▸ **WHAT YOU SHOULD DO**:
Extract each line bearing the word "bits".

▸ **Items from a dataset**:
-- START --

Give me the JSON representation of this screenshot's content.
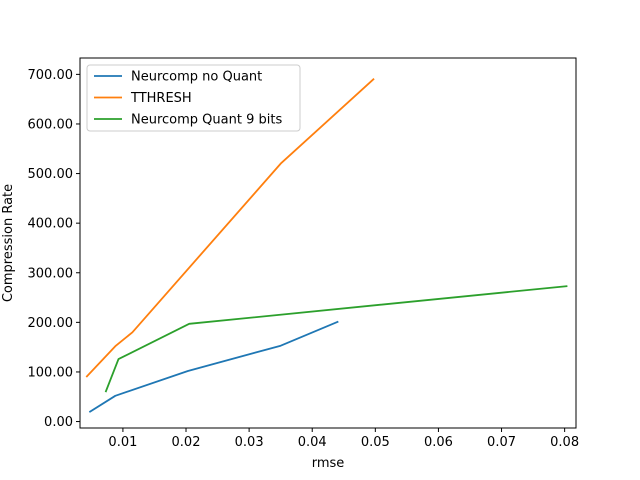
{
  "chart_data": {
    "type": "line",
    "title": "",
    "xlabel": "rmse",
    "ylabel": "Compression Rate",
    "xlim": [
      0.0032,
      0.0818
    ],
    "ylim": [
      -13,
      733
    ],
    "xticks": [
      0.01,
      0.02,
      0.03,
      0.04,
      0.05,
      0.06,
      0.07,
      0.08
    ],
    "xtick_labels": [
      "0.01",
      "0.02",
      "0.03",
      "0.04",
      "0.05",
      "0.06",
      "0.07",
      "0.08"
    ],
    "yticks": [
      0,
      100,
      200,
      300,
      400,
      500,
      600,
      700
    ],
    "ytick_labels": [
      "0.00",
      "100.00",
      "200.00",
      "300.00",
      "400.00",
      "500.00",
      "600.00",
      "700.00"
    ],
    "grid": false,
    "legend_position": "top-left",
    "series": [
      {
        "name": "Neurcomp no Quant",
        "color": "#1f77b4",
        "points": [
          [
            0.0048,
            20
          ],
          [
            0.0088,
            52
          ],
          [
            0.0203,
            102
          ],
          [
            0.035,
            153
          ],
          [
            0.044,
            201
          ]
        ]
      },
      {
        "name": "TTHRESH",
        "color": "#ff7f0e",
        "points": [
          [
            0.0043,
            91
          ],
          [
            0.0088,
            152
          ],
          [
            0.0115,
            180
          ],
          [
            0.035,
            520
          ],
          [
            0.0497,
            690
          ]
        ]
      },
      {
        "name": "Neurcomp Quant 9 bits",
        "color": "#2ca02c",
        "points": [
          [
            0.0073,
            61
          ],
          [
            0.0093,
            126
          ],
          [
            0.0205,
            197
          ],
          [
            0.0803,
            273
          ]
        ]
      }
    ]
  }
}
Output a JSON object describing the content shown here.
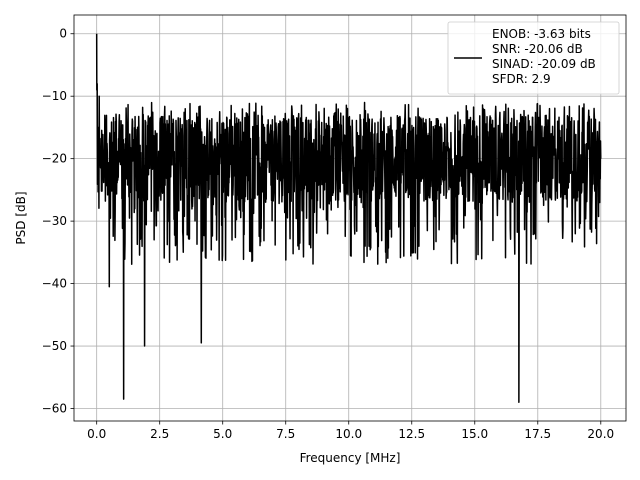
{
  "chart_data": {
    "type": "line",
    "title": "",
    "xlabel": "Frequency [MHz]",
    "ylabel": "PSD [dB]",
    "xlim": [
      -0.9,
      21.0
    ],
    "ylim": [
      -62,
      3
    ],
    "x_ticks": [
      "0.0",
      "2.5",
      "5.0",
      "7.5",
      "10.0",
      "12.5",
      "15.0",
      "17.5",
      "20.0"
    ],
    "y_ticks": [
      "0",
      "−10",
      "−20",
      "−30",
      "−40",
      "−50",
      "−60"
    ],
    "grid": true,
    "legend_position": "top-right",
    "legend": [
      "ENOB: -3.63 bits",
      "SNR: -20.06 dB",
      "SINAD: -20.09 dB",
      "SFDR: 2.9"
    ],
    "series": [
      {
        "color": "#000000",
        "description": "noise-like PSD spectrum spanning 0-20 MHz, floor mostly between -10 and -35 dB",
        "x": [
          0.0,
          0.02,
          0.05,
          0.1,
          0.5,
          1.07,
          1.9,
          4.15,
          16.75,
          20.0
        ],
        "values": [
          0.0,
          -8.0,
          -15.0,
          -10.0,
          -40.5,
          -58.5,
          -50.0,
          -49.5,
          -59.0,
          -20.0
        ]
      }
    ]
  }
}
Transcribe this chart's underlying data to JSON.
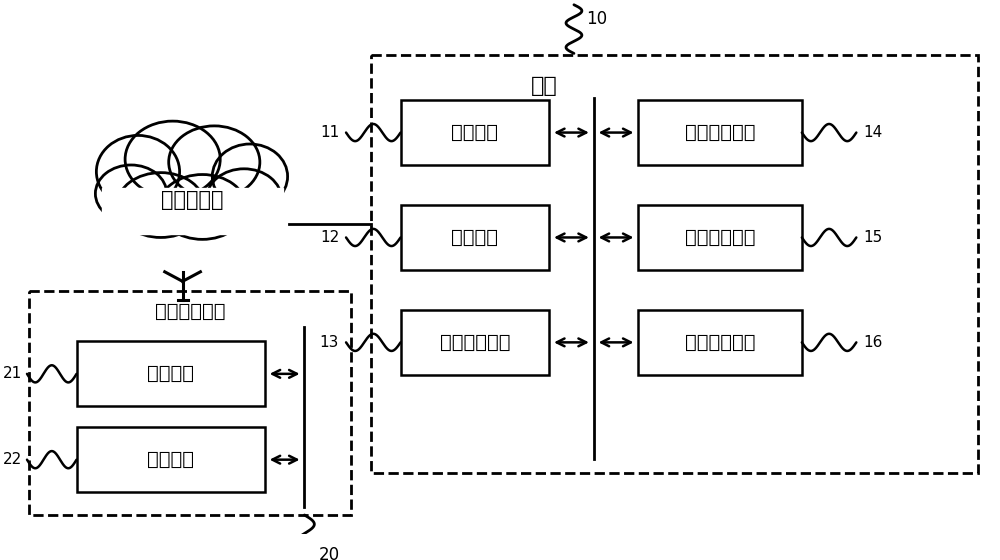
{
  "background_color": "#ffffff",
  "base_station_label": "基站",
  "cloud_label": "无线通信网",
  "terminal_label": "监听用户终端",
  "modules_left": [
    "寻呼模块",
    "命令模块",
    "群组建立模块"
  ],
  "modules_left_nums": [
    "11",
    "12",
    "13"
  ],
  "modules_right": [
    "第一设定模块",
    "切换检测模块",
    "第二设定模块"
  ],
  "modules_right_nums": [
    "14",
    "15",
    "16"
  ],
  "terminal_modules": [
    "加入模块",
    "激活模块"
  ],
  "terminal_nums": [
    "21",
    "22"
  ],
  "label_10": "10",
  "label_20": "20"
}
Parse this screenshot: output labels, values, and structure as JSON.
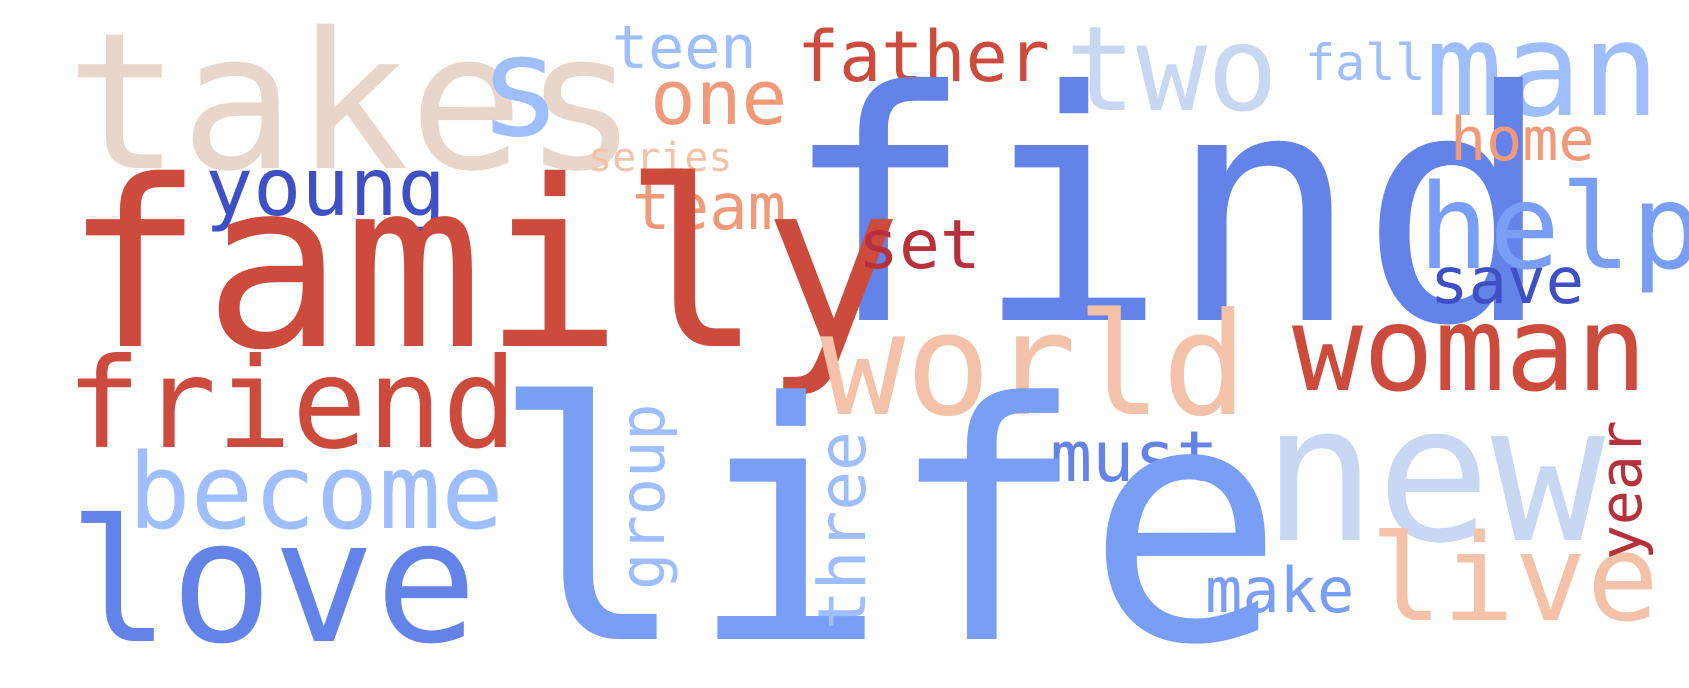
{
  "palette": {
    "dark_blue": "#3f50c4",
    "blue": "#6483e9",
    "mid_blue": "#799ef6",
    "light_blue": "#9ebefd",
    "pale_blue": "#c8d8f2",
    "beige": "#e9d6cb",
    "peach": "#f4c2a8",
    "salmon": "#f19a7a",
    "red": "#cc4b3c",
    "dark_red": "#b6313b"
  },
  "words": {
    "takes": "takes",
    "s": "s",
    "teen": "teen",
    "father": "father",
    "two": "two",
    "fall": "fall",
    "man": "man",
    "one": "one",
    "find": "find",
    "home": "home",
    "series": "series",
    "young": "young",
    "team": "team",
    "help": "help",
    "family": "family",
    "set": "set",
    "save": "save",
    "world": "world",
    "woman": "woman",
    "friend": "friend",
    "group": "group",
    "year": "year",
    "must": "must",
    "three": "three",
    "new": "new",
    "become": "become",
    "love": "love",
    "life": "life",
    "make": "make",
    "live": "live"
  }
}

-- END --

▸ **EXERCISE ANSWER**:
        "name": "Neurcomp Quant 9 bits",
      "ENOB: -3.63 bits",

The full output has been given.